EXERCISE AIM: Print the records below word for word, but leave out the pictures.

DATA EXCERPTS:
★ ★ ★

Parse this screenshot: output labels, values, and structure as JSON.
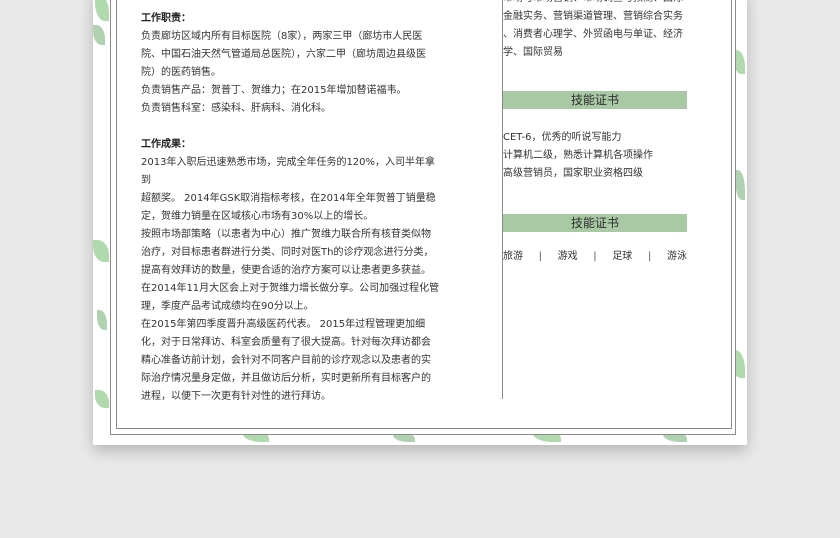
{
  "work_duties": {
    "title": "工作职责：",
    "lines": [
      "负责廊坊区域内所有目标医院（8家），两家三甲（廊坊市人民医",
      "院、中国石油天然气管道局总医院），六家二甲（廊坊周边县级医",
      "院）的医药销售。",
      "负责销售产品：贺普丁、贺维力；在2015年增加替诺福韦。",
      "负责销售科室：感染科、肝病科、消化科。"
    ]
  },
  "work_results": {
    "title": "工作成果：",
    "lines": [
      "2013年入职后迅速熟悉市场，完成全年任务的120%，入司半年拿到",
      "超额奖。  2014年GSK取消指标考核，在2014年全年贺普丁销量稳",
      "定，贺维力销量在区域核心市场有30%以上的增长。",
      "按照市场部策略（以患者为中心）推广贺维力联合所有核苷类似物",
      "治疗，对目标患者群进行分类、同时对医Th的诊疗观念进行分类，",
      "提高有效拜访的数量，使更合适的治疗方案可以让患者更多获益。",
      "在2014年11月大区会上对于贺维力增长做分享。公司加强过程化管",
      "理，季度产品考试成绩均在90分以上。",
      "在2015年第四季度晋升高级医药代表。 2015年过程管理更加细",
      "化，对于日常拜访、科室会质量有了很大提高。针对每次拜访都会",
      "精心准备访前计划，会针对不同客户目前的诊疗观念以及患者的实",
      "际治疗情况量身定做，并且做访后分析，实时更新所有目标客户的",
      "进程，以便下一次更有针对性的进行拜访。"
    ]
  },
  "courses": {
    "lines": [
      "市场与市场营销、市场调查与预测、国际",
      "金融实务、营销渠道管理、营销综合实务",
      "、消费者心理学、外贸函电与单证、经济",
      "学、国际贸易"
    ]
  },
  "skills": {
    "title": "技能证书",
    "lines": [
      "CET-6，优秀的听说写能力",
      "计算机二级，熟悉计算机各项操作",
      "高级营销员，国家职业资格四级"
    ]
  },
  "hobbies": {
    "title": "技能证书",
    "items": [
      "旅游",
      "游戏",
      "足球",
      "游泳"
    ],
    "separator": "|"
  },
  "colors": {
    "bar": "#a8c9a4",
    "leaf": "#6fb96a",
    "frame": "#8a8a8a"
  }
}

★ ★ ★

CORRECT OUTPUT:
Parse this screenshot: output labels, values, and structure as JSON.
{
  "work_duties": {
    "title": "工作职责：",
    "lines": [
      "负责廊坊区域内所有目标医院（8家），两家三甲（廊坊市人民医",
      "院、中国石油天然气管道局总医院），六家二甲（廊坊周边县级医",
      "院）的医药销售。",
      "负责销售产品：贺普丁、贺维力；在2015年增加替诺福韦。",
      "负责销售科室：感染科、肝病科、消化科。"
    ]
  },
  "work_results": {
    "title": "工作成果：",
    "lines": [
      "2013年入职后迅速熟悉市场，完成全年任务的120%，入司半年拿到",
      "超额奖。  2014年GSK取消指标考核，在2014年全年贺普丁销量稳",
      "定，贺维力销量在区域核心市场有30%以上的增长。",
      "按照市场部策略（以患者为中心）推广贺维力联合所有核苷类似物",
      "治疗，对目标患者群进行分类、同时对医Th的诊疗观念进行分类，",
      "提高有效拜访的数量，使更合适的治疗方案可以让患者更多获益。",
      "在2014年11月大区会上对于贺维力增长做分享。公司加强过程化管",
      "理，季度产品考试成绩均在90分以上。",
      "在2015年第四季度晋升高级医药代表。 2015年过程管理更加细",
      "化，对于日常拜访、科室会质量有了很大提高。针对每次拜访都会",
      "精心准备访前计划，会针对不同客户目前的诊疗观念以及患者的实",
      "际治疗情况量身定做，并且做访后分析，实时更新所有目标客户的",
      "进程，以便下一次更有针对性的进行拜访。"
    ]
  },
  "courses": {
    "lines": [
      "市场与市场营销、市场调查与预测、国际",
      "金融实务、营销渠道管理、营销综合实务",
      "、消费者心理学、外贸函电与单证、经济",
      "学、国际贸易"
    ]
  },
  "skills": {
    "title": "技能证书",
    "lines": [
      "CET-6，优秀的听说写能力",
      "计算机二级，熟悉计算机各项操作",
      "高级营销员，国家职业资格四级"
    ]
  },
  "hobbies": {
    "title": "技能证书",
    "items": [
      "旅游",
      "游戏",
      "足球",
      "游泳"
    ],
    "separator": "|"
  },
  "colors": {
    "bar": "#a8c9a4",
    "leaf": "#6fb96a",
    "frame": "#8a8a8a"
  }
}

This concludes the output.